> REQUIRED WORK
Only the lines from the one containing "Read this page and output its text content." to the end of the listing below are wanted, repeated exactly.

> EXERCISE INPUT
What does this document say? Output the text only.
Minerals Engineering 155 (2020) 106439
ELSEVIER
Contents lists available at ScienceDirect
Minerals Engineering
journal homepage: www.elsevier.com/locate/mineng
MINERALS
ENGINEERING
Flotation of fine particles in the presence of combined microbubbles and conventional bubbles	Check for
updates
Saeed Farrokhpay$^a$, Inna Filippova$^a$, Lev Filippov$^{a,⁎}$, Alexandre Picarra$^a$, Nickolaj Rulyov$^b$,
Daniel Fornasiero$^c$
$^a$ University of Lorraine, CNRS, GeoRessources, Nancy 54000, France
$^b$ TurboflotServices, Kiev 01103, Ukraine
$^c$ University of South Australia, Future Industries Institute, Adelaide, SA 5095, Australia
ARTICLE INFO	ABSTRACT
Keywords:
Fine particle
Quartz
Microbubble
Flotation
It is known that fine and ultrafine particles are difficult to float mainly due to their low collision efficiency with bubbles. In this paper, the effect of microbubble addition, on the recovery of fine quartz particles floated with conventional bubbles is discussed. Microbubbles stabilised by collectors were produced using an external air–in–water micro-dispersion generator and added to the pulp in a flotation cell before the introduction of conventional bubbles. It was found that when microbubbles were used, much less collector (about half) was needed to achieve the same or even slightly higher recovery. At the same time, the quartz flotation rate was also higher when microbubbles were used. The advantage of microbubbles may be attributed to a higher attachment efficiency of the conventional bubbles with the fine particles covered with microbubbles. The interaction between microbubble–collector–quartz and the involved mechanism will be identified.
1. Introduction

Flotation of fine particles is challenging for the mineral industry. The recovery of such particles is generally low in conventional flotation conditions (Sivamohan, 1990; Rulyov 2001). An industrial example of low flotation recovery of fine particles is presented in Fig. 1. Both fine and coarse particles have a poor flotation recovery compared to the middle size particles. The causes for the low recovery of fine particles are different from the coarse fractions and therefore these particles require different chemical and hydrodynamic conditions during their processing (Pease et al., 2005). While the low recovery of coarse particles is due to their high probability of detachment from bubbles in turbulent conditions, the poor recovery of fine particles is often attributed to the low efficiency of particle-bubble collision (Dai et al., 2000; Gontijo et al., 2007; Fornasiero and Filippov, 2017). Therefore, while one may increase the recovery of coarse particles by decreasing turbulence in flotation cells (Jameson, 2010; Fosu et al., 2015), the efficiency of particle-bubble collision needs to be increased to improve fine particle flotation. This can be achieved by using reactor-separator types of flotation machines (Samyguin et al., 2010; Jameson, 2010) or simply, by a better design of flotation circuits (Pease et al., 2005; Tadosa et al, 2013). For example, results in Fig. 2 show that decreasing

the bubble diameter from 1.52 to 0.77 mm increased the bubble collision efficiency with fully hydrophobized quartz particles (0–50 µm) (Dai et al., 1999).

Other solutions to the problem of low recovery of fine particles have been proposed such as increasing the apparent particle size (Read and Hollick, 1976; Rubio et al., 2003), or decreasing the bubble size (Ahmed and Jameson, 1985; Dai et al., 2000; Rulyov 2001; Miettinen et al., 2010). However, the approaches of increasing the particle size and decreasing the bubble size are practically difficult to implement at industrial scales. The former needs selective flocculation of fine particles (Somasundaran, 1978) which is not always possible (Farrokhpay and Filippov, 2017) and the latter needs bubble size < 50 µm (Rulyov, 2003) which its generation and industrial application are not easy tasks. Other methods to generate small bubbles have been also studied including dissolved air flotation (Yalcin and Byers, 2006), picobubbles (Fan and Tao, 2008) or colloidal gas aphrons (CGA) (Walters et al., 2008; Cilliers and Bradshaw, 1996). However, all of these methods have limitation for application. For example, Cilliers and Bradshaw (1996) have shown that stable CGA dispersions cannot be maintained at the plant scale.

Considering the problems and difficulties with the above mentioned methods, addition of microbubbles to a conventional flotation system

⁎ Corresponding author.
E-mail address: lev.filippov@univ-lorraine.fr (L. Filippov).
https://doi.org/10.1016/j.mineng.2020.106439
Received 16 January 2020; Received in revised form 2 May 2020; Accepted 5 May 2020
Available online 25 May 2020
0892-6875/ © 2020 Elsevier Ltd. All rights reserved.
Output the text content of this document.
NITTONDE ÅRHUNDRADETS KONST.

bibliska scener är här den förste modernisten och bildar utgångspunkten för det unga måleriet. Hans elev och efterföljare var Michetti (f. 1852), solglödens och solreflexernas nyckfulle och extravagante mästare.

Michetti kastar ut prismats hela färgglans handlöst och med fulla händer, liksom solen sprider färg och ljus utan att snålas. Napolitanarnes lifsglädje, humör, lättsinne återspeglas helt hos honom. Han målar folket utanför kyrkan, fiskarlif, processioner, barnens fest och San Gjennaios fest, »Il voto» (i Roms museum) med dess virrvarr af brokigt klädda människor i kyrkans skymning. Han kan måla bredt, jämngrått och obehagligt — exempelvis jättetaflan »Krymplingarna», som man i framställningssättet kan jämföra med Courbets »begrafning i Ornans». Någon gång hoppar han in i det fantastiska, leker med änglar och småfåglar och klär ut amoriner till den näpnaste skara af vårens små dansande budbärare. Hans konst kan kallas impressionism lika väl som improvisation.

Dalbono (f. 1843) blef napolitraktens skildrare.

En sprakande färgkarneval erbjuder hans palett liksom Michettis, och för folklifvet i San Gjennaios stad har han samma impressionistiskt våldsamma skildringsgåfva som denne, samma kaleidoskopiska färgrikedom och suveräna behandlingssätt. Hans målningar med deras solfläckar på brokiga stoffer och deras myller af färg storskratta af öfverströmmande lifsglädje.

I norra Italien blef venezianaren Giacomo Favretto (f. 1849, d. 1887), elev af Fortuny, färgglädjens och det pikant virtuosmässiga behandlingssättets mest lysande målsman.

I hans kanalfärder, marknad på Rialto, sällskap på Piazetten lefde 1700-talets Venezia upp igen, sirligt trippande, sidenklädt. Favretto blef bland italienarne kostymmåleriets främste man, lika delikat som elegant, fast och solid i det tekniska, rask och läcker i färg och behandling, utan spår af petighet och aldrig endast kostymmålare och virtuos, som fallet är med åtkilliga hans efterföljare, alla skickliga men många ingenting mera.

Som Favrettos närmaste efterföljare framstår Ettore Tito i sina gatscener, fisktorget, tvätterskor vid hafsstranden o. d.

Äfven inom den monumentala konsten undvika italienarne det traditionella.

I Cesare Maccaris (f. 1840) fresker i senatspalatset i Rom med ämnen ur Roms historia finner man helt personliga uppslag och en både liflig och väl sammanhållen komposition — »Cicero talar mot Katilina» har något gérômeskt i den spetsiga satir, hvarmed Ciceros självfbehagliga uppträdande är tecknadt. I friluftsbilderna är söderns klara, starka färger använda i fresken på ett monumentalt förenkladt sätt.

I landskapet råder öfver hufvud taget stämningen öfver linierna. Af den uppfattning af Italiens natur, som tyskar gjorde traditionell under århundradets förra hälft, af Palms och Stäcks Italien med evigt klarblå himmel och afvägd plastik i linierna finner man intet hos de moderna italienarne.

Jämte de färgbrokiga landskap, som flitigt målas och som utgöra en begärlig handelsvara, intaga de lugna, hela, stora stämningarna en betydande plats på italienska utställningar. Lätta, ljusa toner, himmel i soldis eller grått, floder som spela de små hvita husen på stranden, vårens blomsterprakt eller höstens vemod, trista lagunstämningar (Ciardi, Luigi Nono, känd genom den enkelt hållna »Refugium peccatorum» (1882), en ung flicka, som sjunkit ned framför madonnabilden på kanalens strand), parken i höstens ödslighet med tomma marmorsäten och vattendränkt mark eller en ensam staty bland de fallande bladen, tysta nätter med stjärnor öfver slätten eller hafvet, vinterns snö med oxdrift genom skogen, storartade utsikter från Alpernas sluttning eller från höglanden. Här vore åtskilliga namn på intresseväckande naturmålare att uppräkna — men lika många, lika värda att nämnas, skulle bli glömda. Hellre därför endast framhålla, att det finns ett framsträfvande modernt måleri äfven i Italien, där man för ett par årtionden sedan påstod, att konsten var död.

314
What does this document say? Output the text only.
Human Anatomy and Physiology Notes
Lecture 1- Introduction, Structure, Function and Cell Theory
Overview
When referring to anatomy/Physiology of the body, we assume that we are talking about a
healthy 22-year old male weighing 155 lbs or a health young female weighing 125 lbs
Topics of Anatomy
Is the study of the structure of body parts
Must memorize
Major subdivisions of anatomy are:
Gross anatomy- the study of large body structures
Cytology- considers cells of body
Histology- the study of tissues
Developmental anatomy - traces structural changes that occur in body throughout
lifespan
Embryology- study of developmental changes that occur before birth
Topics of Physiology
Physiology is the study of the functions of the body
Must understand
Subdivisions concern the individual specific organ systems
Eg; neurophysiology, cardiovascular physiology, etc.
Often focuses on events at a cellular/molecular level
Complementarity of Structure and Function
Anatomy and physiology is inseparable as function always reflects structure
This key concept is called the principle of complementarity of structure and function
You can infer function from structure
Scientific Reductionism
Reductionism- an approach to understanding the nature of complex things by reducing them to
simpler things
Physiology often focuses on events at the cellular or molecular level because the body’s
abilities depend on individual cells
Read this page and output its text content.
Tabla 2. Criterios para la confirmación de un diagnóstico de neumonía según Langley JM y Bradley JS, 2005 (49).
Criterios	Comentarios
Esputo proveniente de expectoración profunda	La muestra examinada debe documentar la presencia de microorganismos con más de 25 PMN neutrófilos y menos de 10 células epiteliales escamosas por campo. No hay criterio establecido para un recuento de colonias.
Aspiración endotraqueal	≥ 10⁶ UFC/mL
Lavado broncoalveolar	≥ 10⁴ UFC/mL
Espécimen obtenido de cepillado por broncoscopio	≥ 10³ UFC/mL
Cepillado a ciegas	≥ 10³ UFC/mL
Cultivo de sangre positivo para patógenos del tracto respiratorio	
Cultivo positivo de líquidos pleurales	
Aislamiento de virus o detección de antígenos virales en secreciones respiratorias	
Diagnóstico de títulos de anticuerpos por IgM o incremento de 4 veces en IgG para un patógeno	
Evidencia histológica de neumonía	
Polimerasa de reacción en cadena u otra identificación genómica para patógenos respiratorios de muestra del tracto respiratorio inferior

> EXERCISE RESPONSE
Read this page and output its text content.
Tabla 2. Criterios para la confirmación de un diagnóstico de neumonía según Langley JM y Bradley JS, 2005 (49).
Criterios	Comentarios
Esputo proveniente de expectoración profunda	La muestra examinada debe documentar la presencia de microorganismos con más de 25 PMN neutrófilos y menos de 10 células epiteliales escamosas por campo. No hay criterio establecido para un recuento de colonias.
Aspiración endotraqueal	≥ 10⁶ UFC/mL
Lavado broncoalveolar	≥ 10⁴ UFC/mL
Espécimen obtenido de cepillado por broncoscopio	≥ 10³ UFC/mL
Cepillado a ciegas	≥ 10³ UFC/mL
Cultivo de sangre positivo para patógenos del tracto respiratorio	
Cultivo positivo de líquidos pleurales	
Aislamiento de virus o detección de antígenos virales en secreciones respiratorias	
Diagnóstico de títulos de anticuerpos por IgM o incremento de 4 veces en IgG para un patógeno	
Evidencia histológica de neumonía	
Polimerasa de reacción en cadena u otra identificación genómica para patógenos respiratorios de muestra del tracto respiratorio inferior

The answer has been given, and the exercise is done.